PROBLEM TO WORK ON:
What is the number of lines in the entries that include the word "ylabel"? Respond with the number only.

(Some records)
☆ ☆ ☆

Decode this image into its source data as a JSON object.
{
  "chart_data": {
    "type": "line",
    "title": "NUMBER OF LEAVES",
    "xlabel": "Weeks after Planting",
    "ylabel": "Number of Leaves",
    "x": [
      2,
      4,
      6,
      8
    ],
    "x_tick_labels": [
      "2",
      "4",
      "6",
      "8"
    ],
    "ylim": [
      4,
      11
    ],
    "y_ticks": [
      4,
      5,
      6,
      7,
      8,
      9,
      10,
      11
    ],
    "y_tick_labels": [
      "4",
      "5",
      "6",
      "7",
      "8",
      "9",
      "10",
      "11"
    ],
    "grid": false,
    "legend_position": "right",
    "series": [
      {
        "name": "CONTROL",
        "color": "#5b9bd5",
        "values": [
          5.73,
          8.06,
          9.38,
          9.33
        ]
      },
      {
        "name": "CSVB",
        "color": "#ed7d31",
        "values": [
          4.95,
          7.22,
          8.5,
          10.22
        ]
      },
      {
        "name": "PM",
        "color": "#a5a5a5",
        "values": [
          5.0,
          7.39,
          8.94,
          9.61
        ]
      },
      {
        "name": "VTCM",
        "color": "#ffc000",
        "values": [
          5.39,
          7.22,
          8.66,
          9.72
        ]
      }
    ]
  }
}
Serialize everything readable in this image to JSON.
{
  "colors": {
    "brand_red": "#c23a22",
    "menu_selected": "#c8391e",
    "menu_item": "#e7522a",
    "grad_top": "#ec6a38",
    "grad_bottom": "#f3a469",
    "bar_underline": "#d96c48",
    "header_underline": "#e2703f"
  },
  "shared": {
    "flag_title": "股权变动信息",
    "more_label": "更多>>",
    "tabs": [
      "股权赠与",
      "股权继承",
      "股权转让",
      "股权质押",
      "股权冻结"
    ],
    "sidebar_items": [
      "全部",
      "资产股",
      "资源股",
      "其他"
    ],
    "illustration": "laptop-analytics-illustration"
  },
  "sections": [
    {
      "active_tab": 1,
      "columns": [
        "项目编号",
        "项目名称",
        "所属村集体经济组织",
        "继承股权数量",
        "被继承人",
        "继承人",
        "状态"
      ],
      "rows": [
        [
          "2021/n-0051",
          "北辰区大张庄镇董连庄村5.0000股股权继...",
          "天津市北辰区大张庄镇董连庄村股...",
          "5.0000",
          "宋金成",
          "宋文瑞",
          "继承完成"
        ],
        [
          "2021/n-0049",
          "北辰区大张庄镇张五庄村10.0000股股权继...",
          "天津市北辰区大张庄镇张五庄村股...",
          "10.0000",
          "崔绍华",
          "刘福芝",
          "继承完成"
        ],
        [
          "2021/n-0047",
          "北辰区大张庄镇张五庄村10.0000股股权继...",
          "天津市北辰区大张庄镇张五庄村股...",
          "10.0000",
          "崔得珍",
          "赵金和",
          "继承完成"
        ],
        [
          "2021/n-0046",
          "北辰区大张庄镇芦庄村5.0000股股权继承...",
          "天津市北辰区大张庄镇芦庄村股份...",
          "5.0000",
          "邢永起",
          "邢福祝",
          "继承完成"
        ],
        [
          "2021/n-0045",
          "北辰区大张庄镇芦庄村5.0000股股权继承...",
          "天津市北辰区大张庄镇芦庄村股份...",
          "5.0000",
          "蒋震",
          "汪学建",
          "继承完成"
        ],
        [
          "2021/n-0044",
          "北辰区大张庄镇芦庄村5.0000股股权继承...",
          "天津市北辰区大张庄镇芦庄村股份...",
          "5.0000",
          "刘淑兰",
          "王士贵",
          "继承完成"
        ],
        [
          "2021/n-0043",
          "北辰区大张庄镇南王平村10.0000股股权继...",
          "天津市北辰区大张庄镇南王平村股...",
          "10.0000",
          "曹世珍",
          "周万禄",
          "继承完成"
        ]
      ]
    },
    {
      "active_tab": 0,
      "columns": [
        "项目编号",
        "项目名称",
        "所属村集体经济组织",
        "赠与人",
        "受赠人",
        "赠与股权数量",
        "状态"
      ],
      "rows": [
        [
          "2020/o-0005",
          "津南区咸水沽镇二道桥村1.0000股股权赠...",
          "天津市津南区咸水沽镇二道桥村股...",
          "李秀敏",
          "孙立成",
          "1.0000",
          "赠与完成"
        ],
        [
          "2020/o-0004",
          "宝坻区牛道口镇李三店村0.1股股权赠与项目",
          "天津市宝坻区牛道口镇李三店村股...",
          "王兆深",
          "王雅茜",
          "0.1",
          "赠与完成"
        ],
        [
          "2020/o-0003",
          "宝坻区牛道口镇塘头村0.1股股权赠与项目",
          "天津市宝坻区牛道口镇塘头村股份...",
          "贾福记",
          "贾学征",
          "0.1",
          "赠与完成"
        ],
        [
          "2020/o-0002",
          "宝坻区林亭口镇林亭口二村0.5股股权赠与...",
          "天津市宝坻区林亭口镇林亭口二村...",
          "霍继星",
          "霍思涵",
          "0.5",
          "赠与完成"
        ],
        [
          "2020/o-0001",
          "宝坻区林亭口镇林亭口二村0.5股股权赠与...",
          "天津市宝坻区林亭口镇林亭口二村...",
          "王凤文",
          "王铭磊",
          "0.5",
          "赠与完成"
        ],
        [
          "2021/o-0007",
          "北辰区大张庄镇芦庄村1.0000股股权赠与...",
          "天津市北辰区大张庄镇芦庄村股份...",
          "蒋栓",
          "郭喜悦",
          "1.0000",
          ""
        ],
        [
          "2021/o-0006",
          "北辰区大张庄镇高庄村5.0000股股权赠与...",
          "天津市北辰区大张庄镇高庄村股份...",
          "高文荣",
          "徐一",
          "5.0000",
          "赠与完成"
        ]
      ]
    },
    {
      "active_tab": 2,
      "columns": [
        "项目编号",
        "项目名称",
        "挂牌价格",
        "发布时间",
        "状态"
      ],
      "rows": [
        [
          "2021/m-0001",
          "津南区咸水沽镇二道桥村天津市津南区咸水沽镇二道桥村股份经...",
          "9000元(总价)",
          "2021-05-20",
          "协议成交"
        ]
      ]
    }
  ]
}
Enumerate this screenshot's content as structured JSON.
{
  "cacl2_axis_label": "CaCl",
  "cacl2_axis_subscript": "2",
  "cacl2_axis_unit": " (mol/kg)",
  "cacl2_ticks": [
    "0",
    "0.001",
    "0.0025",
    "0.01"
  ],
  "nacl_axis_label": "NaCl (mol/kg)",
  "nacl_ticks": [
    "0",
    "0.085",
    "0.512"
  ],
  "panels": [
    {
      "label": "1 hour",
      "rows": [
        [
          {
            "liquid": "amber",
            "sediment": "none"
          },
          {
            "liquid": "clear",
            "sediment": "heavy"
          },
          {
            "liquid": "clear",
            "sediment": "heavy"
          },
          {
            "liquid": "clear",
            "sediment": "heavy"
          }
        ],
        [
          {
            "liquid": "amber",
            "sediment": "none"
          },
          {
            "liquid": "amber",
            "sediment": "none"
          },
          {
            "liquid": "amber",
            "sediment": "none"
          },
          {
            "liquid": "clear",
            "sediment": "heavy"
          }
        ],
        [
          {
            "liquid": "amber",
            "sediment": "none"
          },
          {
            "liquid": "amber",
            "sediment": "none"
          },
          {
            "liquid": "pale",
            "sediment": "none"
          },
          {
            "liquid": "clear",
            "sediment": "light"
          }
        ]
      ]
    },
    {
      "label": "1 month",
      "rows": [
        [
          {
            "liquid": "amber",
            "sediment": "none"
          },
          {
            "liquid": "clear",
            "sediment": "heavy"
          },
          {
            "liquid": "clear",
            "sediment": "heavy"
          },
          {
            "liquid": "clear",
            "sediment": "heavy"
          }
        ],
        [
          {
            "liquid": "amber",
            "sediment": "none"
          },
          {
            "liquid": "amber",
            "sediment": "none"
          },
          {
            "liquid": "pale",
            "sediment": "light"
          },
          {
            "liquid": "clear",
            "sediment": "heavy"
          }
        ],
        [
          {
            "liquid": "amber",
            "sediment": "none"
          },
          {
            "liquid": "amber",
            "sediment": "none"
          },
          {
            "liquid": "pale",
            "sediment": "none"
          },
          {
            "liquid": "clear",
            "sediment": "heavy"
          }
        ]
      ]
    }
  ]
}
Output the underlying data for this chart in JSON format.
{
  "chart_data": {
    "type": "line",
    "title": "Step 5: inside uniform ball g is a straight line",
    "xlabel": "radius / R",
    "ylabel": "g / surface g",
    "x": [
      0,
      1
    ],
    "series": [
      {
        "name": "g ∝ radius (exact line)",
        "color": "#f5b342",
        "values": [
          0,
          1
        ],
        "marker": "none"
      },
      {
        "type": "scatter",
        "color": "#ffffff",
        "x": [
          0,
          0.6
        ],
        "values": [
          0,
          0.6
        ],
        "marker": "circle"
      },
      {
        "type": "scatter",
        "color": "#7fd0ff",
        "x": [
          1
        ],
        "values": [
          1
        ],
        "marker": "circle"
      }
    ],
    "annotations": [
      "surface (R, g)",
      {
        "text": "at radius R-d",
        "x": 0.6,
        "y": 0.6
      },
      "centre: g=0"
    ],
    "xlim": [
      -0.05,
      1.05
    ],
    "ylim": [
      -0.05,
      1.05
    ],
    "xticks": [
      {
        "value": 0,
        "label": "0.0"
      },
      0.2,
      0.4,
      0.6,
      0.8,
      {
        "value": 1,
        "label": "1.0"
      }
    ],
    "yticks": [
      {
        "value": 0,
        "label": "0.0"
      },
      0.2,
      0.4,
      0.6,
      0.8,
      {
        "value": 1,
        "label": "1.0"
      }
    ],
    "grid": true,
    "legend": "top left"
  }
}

☆ ☆ ☆

RIGHT ANSWER:
2